(Collected data entries)
****************

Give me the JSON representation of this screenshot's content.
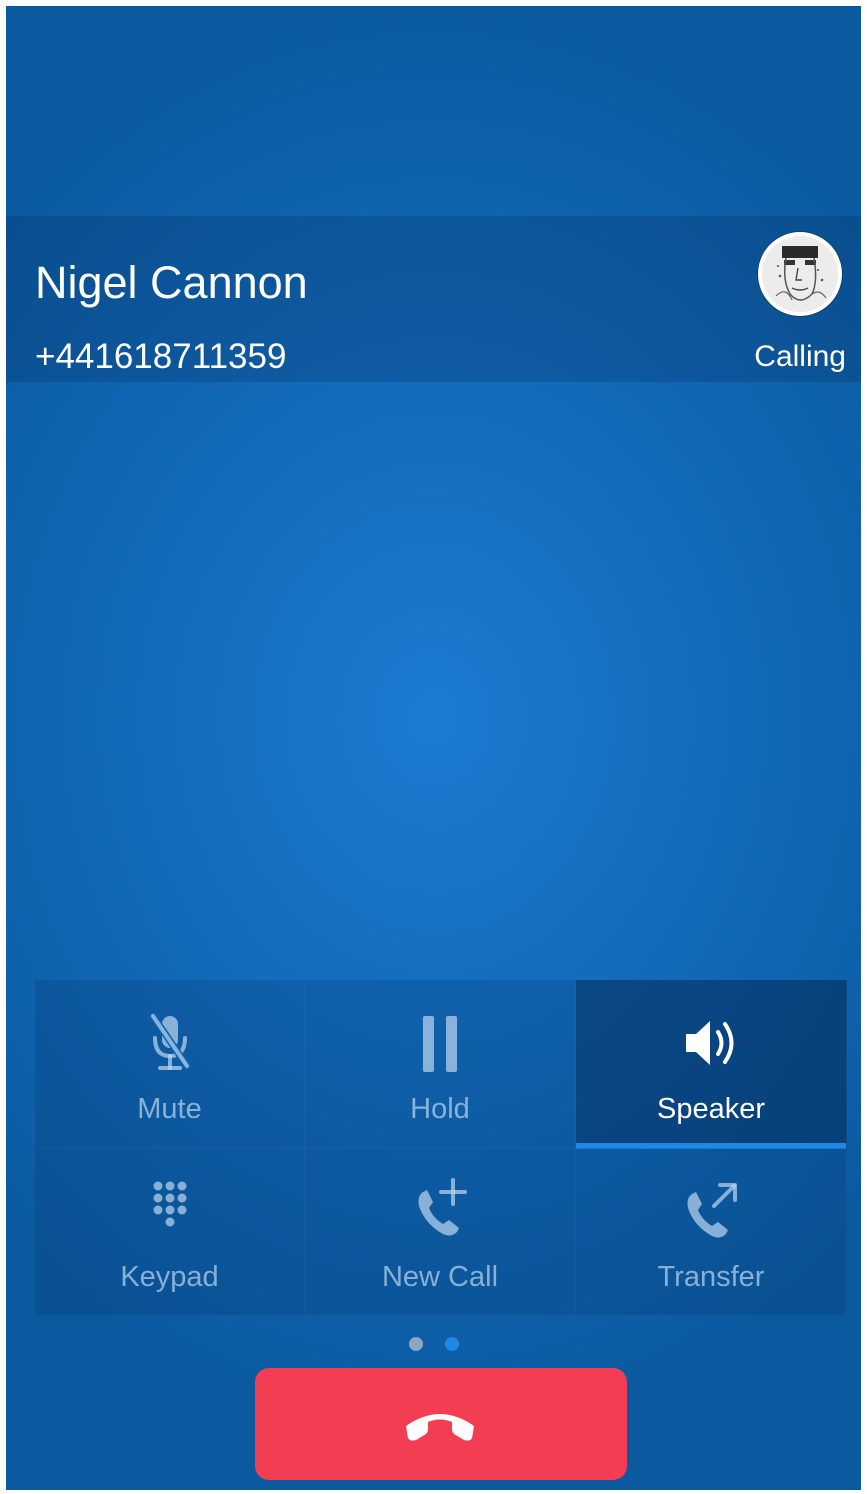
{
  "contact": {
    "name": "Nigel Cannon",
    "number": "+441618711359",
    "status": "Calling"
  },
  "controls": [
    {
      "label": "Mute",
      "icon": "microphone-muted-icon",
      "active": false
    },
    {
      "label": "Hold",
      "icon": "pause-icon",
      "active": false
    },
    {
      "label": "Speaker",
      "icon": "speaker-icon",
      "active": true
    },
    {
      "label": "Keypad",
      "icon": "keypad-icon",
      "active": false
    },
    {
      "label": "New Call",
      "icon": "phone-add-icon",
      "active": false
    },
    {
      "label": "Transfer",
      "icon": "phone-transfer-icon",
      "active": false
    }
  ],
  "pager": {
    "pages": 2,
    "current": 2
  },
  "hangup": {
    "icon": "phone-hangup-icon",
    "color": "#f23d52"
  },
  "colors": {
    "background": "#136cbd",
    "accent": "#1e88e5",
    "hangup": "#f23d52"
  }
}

****************

- **Given problem**
Images should not appear in the copy; retype the listing above exactly.

- **Response for this exercise**
Give me the JSON representation of this screenshot's content.
{
  "contact": {
    "name": "Nigel Cannon",
    "number": "+441618711359",
    "status": "Calling"
  },
  "controls": [
    {
      "label": "Mute",
      "icon": "microphone-muted-icon",
      "active": false
    },
    {
      "label": "Hold",
      "icon": "pause-icon",
      "active": false
    },
    {
      "label": "Speaker",
      "icon": "speaker-icon",
      "active": true
    },
    {
      "label": "Keypad",
      "icon": "keypad-icon",
      "active": false
    },
    {
      "label": "New Call",
      "icon": "phone-add-icon",
      "active": false
    },
    {
      "label": "Transfer",
      "icon": "phone-transfer-icon",
      "active": false
    }
  ],
  "pager": {
    "pages": 2,
    "current": 2
  },
  "hangup": {
    "icon": "phone-hangup-icon",
    "color": "#f23d52"
  },
  "colors": {
    "background": "#136cbd",
    "accent": "#1e88e5",
    "hangup": "#f23d52"
  }
}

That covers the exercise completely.